EXERCISE
From the records, pick out and copy each line containing "sursele".

(Dataset items)
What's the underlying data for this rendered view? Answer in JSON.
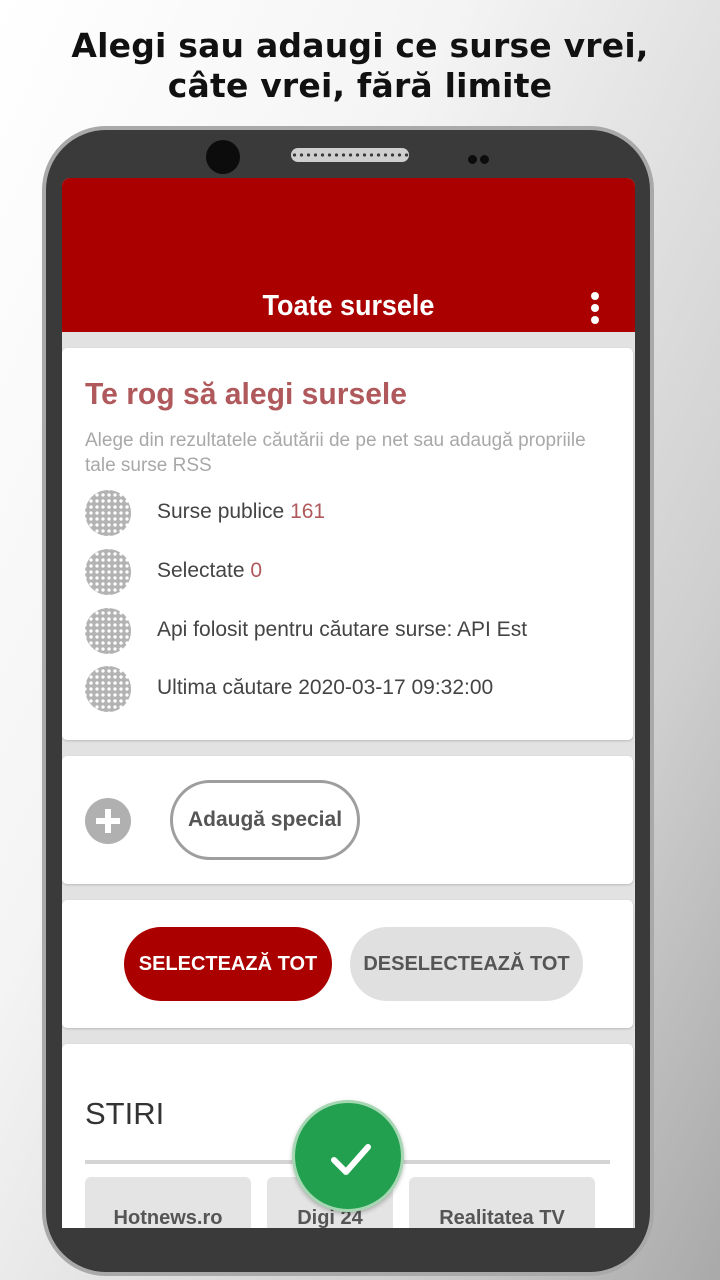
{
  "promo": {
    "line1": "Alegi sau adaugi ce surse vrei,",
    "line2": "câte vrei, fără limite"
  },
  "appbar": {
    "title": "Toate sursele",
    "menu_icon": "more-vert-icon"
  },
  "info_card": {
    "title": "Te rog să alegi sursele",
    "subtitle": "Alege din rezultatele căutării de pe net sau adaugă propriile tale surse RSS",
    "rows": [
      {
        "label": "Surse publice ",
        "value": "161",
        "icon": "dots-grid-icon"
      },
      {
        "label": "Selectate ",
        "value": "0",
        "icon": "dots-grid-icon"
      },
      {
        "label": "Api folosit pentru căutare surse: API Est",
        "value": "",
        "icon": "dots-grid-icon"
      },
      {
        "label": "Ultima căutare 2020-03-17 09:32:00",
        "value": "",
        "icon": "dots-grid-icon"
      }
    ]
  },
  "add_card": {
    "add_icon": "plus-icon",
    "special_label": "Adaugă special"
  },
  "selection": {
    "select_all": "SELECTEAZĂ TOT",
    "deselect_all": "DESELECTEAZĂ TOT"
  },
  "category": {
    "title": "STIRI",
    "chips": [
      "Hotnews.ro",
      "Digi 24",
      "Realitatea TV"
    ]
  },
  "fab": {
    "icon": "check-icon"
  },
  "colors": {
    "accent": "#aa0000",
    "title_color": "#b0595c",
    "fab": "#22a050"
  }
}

WRITTEN SOLUTION
    "title": "Toate sursele",
    "title": "Te rog să alegi sursele",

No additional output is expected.